┌─ DOCUMENT EXCERPT

~science-computing/butido

9cbbff2be1f5938c83c097c6cb1094c8b2bfc49e — Matthias Beyer 7 months ago 5c9f1d4
Implement scheduling with max jobs per endpoint

This patch implements support for max jobs per endpoint.
The number of running jobs on one endpoint are tracked with a wrapper around the
Endpoint object, which increases the job counter on allocation and decreases it
on deallocation.

This way, the scheduler can know how many jobs are running on one endpoint and
select the next endpoint accordingly.

The loading/comparing is not perfect, so it might happen that more jobs run on
one endpoint than configured, but this is the first step into the right
direction.

Also, the selection happens on a tokio job which runs in a loop{}. Because this
almost blocks the whole executor thread, we use `tokio::task::yield_now()` as
soon as there is no free endpoint anymore, to yield the execution to another
future to free resources for doing actual work, not scheduling.

Signed-off-by: Matthias Beyer <matthias.beyer@atos.net>
Tested-by: Matthias Beyer <matthias.beyer@atos.net>
2 files changed, 40 insertions(+), 27 deletions(-)

M src/endpoint/configured.rs
M src/endpoint/scheduler.rs
M src/endpoint/configured.rs => src/endpoint/configured.rs +29 -8
@@ 56,6 56,9 @@ pub struct Endpoint {

    #[getset(get = "pub")]
    uri: String,

    #[builder(default)]
    running_jobs: std::sync::atomic::AtomicUsize,
}

impl Debug for Endpoint {


@@ 228,17 231,35 @@ impl Endpoint {
        PreparedContainer::new(self, job, staging_store, release_stores).await
    }

    pub async fn number_of_running_containers(&self) -> Result<usize> {
        self.docker
            .containers()
            .list(&Default::default())
            .await
            .with_context(|| anyhow!("Getting number of running containers on {}", self.name))
            .map_err(Error::from)
            .map(|list| list.len())
    pub fn running_jobs(&self) -> usize {
        self.running_jobs.load(std::sync::atomic::Ordering::Relaxed)
    }
}

pub struct EndpointHandle(Arc<Endpoint>);

impl EndpointHandle {
    pub fn new(ep: Arc<Endpoint>) -> Self {
        let _ = ep.running_jobs.fetch_add(1, std::sync::atomic::Ordering::Relaxed);
        EndpointHandle(ep)
    }
}

impl Drop for EndpointHandle {
    fn drop(&mut self) {
        let _ = self.0.running_jobs.fetch_sub(1, std::sync::atomic::Ordering::Relaxed);
    }
}

impl std::ops::Deref for EndpointHandle {
    type Target = Endpoint;

    fn deref(&self) -> &Self::Target {
        self.0.deref()

└─
┌─ SUPPLIED RECORDS

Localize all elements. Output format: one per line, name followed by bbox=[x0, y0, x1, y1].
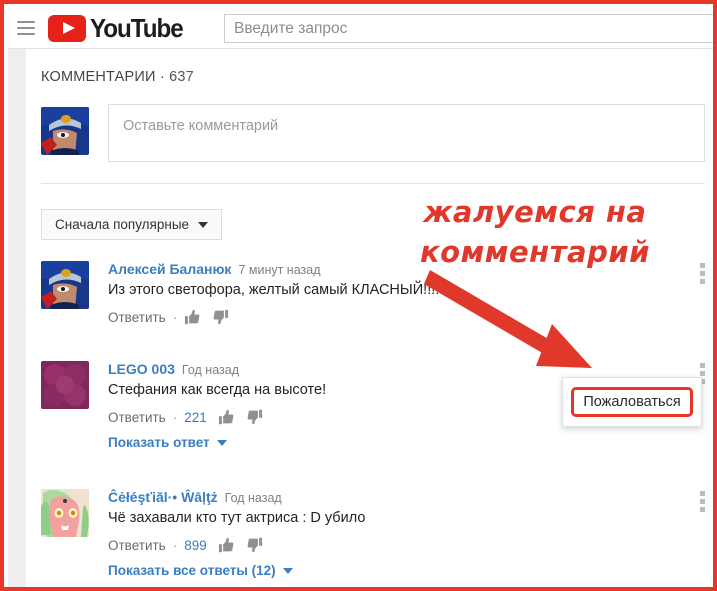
search-input[interactable] bbox=[224, 14, 713, 43]
show-all-replies-button[interactable]: Показать все ответы (12) bbox=[108, 563, 705, 578]
comment-author[interactable]: LEGO 003 bbox=[108, 361, 175, 377]
thumbs-up-icon[interactable] bbox=[184, 309, 201, 325]
hamburger-menu-icon[interactable] bbox=[17, 21, 35, 35]
action-separator: · bbox=[172, 309, 178, 325]
comment-input-box[interactable]: Оставьте комментарий bbox=[108, 104, 705, 162]
comment-body: Алексей Баланюк 7 минут назад Из этого с… bbox=[108, 261, 705, 327]
comment-overflow-menu-icon[interactable] bbox=[700, 491, 705, 512]
comment-body: Ĉėłéşťiăl·• Ŵāļţż Год назад Чё захавали … bbox=[108, 489, 705, 578]
sort-label: Сначала популярные bbox=[55, 217, 190, 232]
section-divider bbox=[41, 183, 705, 184]
sort-comments-dropdown[interactable]: Сначала популярные bbox=[41, 209, 223, 240]
report-menu-item[interactable]: Пожаловаться bbox=[571, 387, 693, 417]
comment-timestamp: Год назад bbox=[181, 363, 239, 377]
show-replies-button[interactable]: Показать ответ bbox=[108, 435, 705, 450]
comment-author[interactable]: Алексей Баланюк bbox=[108, 261, 231, 277]
thumbs-down-icon[interactable] bbox=[246, 537, 263, 553]
action-separator: · bbox=[172, 537, 178, 553]
avatar bbox=[41, 261, 89, 309]
show-replies-label: Показать все ответы (12) bbox=[108, 563, 276, 578]
comment-author[interactable]: Ĉėłéşťiăl·• Ŵāļţż bbox=[108, 489, 218, 505]
comments-count: 637 bbox=[169, 69, 194, 85]
comment-text: Чё захавали кто тут актриса : D убило bbox=[108, 510, 366, 526]
avatar bbox=[41, 489, 89, 537]
comment-header: LEGO 003 Год назад bbox=[108, 361, 705, 377]
comment-header: Алексей Баланюк 7 минут назад bbox=[108, 261, 705, 277]
avatar bbox=[41, 107, 89, 155]
chevron-down-icon bbox=[282, 567, 293, 574]
comment-timestamp: Год назад bbox=[224, 491, 282, 505]
youtube-masthead: YouTube bbox=[8, 8, 713, 49]
comments-section: КОММЕНТАРИИ · 637 Оставьте комментарий С… bbox=[26, 49, 713, 587]
youtube-logo[interactable]: YouTube bbox=[48, 13, 190, 43]
avatar-image bbox=[41, 361, 89, 409]
thumbs-down-icon[interactable] bbox=[212, 309, 229, 325]
thumbs-up-icon[interactable] bbox=[218, 537, 235, 553]
comment-text: Из этого светофора, желтый самый КЛАСНЫЙ… bbox=[108, 282, 452, 298]
show-replies-label: Показать ответ bbox=[108, 435, 210, 450]
avatar bbox=[41, 361, 89, 409]
thumbs-down-icon[interactable] bbox=[246, 409, 263, 425]
comment-header: Ĉėłéşťiăl·• Ŵāļţż Год назад bbox=[108, 489, 705, 505]
like-count: 221 bbox=[184, 409, 207, 425]
comment-overflow-menu-icon[interactable] bbox=[700, 263, 705, 284]
reply-button[interactable]: Ответить bbox=[108, 310, 166, 325]
comments-label: КОММЕНТАРИИ bbox=[41, 69, 156, 85]
avatar-image bbox=[41, 107, 89, 155]
chevron-down-icon bbox=[216, 439, 227, 446]
avatar-image bbox=[41, 489, 89, 537]
youtube-wordmark: YouTube bbox=[90, 13, 184, 43]
comment-actions: Ответить · bbox=[108, 307, 705, 327]
page-body: КОММЕНТАРИИ · 637 Оставьте комментарий С… bbox=[8, 49, 713, 587]
reply-button[interactable]: Ответить bbox=[108, 538, 166, 553]
chevron-down-icon bbox=[198, 221, 209, 228]
comments-separator: · bbox=[159, 69, 165, 85]
comment-input-placeholder: Оставьте комментарий bbox=[123, 118, 279, 134]
reply-button[interactable]: Ответить bbox=[108, 410, 166, 425]
action-separator: · bbox=[172, 409, 178, 425]
comment-composer: Оставьте комментарий bbox=[41, 104, 705, 162]
thumbs-up-icon[interactable] bbox=[218, 409, 235, 425]
comment-options-popup: Пожаловаться bbox=[562, 377, 702, 427]
comments-count-header: КОММЕНТАРИИ · 637 bbox=[41, 69, 194, 85]
comment-actions: Ответить · 899 bbox=[108, 535, 705, 555]
comment-timestamp: 7 минут назад bbox=[238, 263, 321, 277]
screenshot-frame: YouTube КОММЕНТАРИИ · 637 bbox=[0, 0, 717, 591]
left-gutter bbox=[8, 49, 26, 587]
avatar-image bbox=[41, 261, 89, 309]
play-icon bbox=[48, 14, 86, 42]
like-count: 899 bbox=[184, 537, 207, 553]
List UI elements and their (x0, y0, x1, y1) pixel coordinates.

└─

» **TO-DO LIST**
1 - Reproduce the part of the butido commit that runs from "This way, the" up to and including "work, not scheduling.".
2 - Summarize the butido commit in two sentences.

» **TASK SOLUTIONS**
1 -
This way, the scheduler can know how many jobs are running on one endpoint and
select the next endpoint accordingly.

The loading/comparing is not perfect, so it might happen that more jobs run on
one endpoint than configured, but this is the first step into the right
direction.

Also, the selection happens on a tokio job which runs in a loop{}. Because this
almost blocks the whole executor thread, we use `tokio::task::yield_now()` as
soon as there is no free endpoint anymore, to yield the execution to another
future to free resources for doing actual work, not scheduling.

2 - The commit adds support for a maximum number of jobs per endpoint by tracking running jobs with a wrapper around the Endpoint object, which increases a job counter on allocation and decreases it on deallocation so the scheduler can choose the next endpoint accordingly. Because the loading and comparing are not perfect, more jobs than configured may sometimes run on one endpoint, and since selection happens on a tokio job running in a loop, the scheduler calls `tokio::task::yield_now()` when no endpoint is free so that other futures can do actual work.